• Work required
All of the data that follows should be retyped exactly, please, except the pictures.

◆ ◆ ◆ ◆ ◆ ◆ ◆

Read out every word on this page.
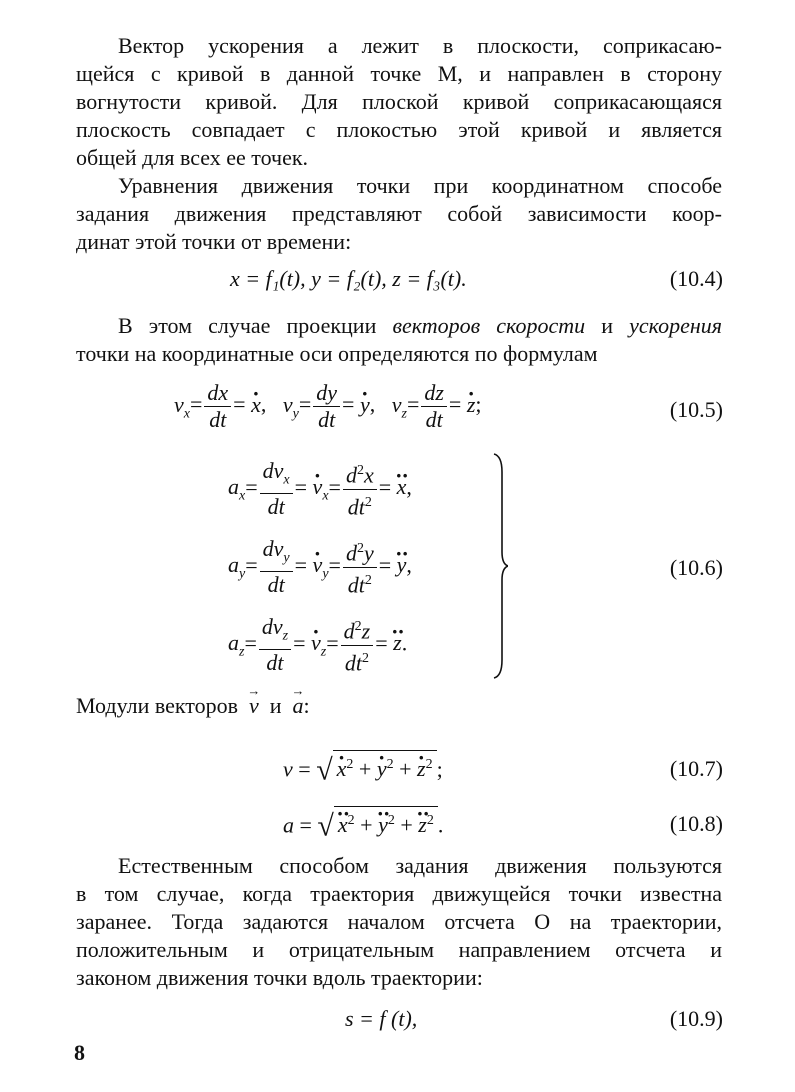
Вектор ускорения a лежит в плоскости, соприкасаю-
щейся с кривой в данной точке M, и направлен в сторону
вогнутости кривой. Для плоской кривой соприкасающаяся
плоскость совпадает с плокостью этой кривой и является
общей для всех ее точек.
Уравнения движения точки при координатном способе
задания движения представляют собой зависимости коор-
динат этой точки от времени:
x = f₁(t), y = f₂(t), z = f₃(t).	(10.4)
В этом случае проекции векторов скорости и ускорения
точки на координатные оси определяются по формулам
$v_x= \frac{dx}{dt} = x$ ·,   $v_y= \frac{dy}{dt} = y$ ·,   $v_z= \frac{dz}{dt} = z$ ·;	(10.5)
$a_x= \frac{dv_x}{dt} = v \cdot_x= \frac{d^2x}{dt^2} = x$ ··,
$a_y= \frac{dv_y}{dt} = v \cdot_y= \frac{d^2y}{dt^2} = y$ ··,
$a_z= \frac{dv_z}{dt} = v \cdot_z= \frac{d^2z}{dt^2} = z$ ··.
(10.6)
Модули векторов v → и a →:
v = √ x ·$^2$ + y ·$^2$ + z ·$^2$ ;	(10.7)
a = √ x ··$^2$ + y ··$^2$ + z ··$^2$ .	(10.8)
Естественным способом задания движения пользуются
в том случае, когда траектория движущейся точки известна
заранее. Тогда задаются началом отсчета O на траектории,
положительным и отрицательным направлением отсчета и
законом движения точки вдоль траектории:
s = f (t),	(10.9)
8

◆ ◆ ◆ ◆ ◆ ◆ ◆

• Solution for this problem
Read out every word on this page.
Вектор ускорения a лежит в плоскости, соприкасаю-
щейся с кривой в данной точке M, и направлен в сторону
вогнутости кривой. Для плоской кривой соприкасающаяся
плоскость совпадает с плокостью этой кривой и является
общей для всех ее точек.
Уравнения движения точки при координатном способе
задания движения представляют собой зависимости коор-
динат этой точки от времени:
x = f₁(t), y = f₂(t), z = f₃(t).	(10.4)
В этом случае проекции векторов скорости и ускорения
точки на координатные оси определяются по формулам
$v_x= \frac{dx}{dt} = x$ ·,   $v_y= \frac{dy}{dt} = y$ ·,   $v_z= \frac{dz}{dt} = z$ ·;	(10.5)
$a_x= \frac{dv_x}{dt} = v \cdot_x= \frac{d^2x}{dt^2} = x$ ··,
$a_y= \frac{dv_y}{dt} = v \cdot_y= \frac{d^2y}{dt^2} = y$ ··,
$a_z= \frac{dv_z}{dt} = v \cdot_z= \frac{d^2z}{dt^2} = z$ ··.
(10.6)
Модули векторов v → и a →:
v = √ x ·$^2$ + y ·$^2$ + z ·$^2$ ;	(10.7)
a = √ x ··$^2$ + y ··$^2$ + z ··$^2$ .	(10.8)
Естественным способом задания движения пользуются
в том случае, когда траектория движущейся точки известна
заранее. Тогда задаются началом отсчета O на траектории,
положительным и отрицательным направлением отсчета и
законом движения точки вдоль траектории:
s = f (t),	(10.9)
8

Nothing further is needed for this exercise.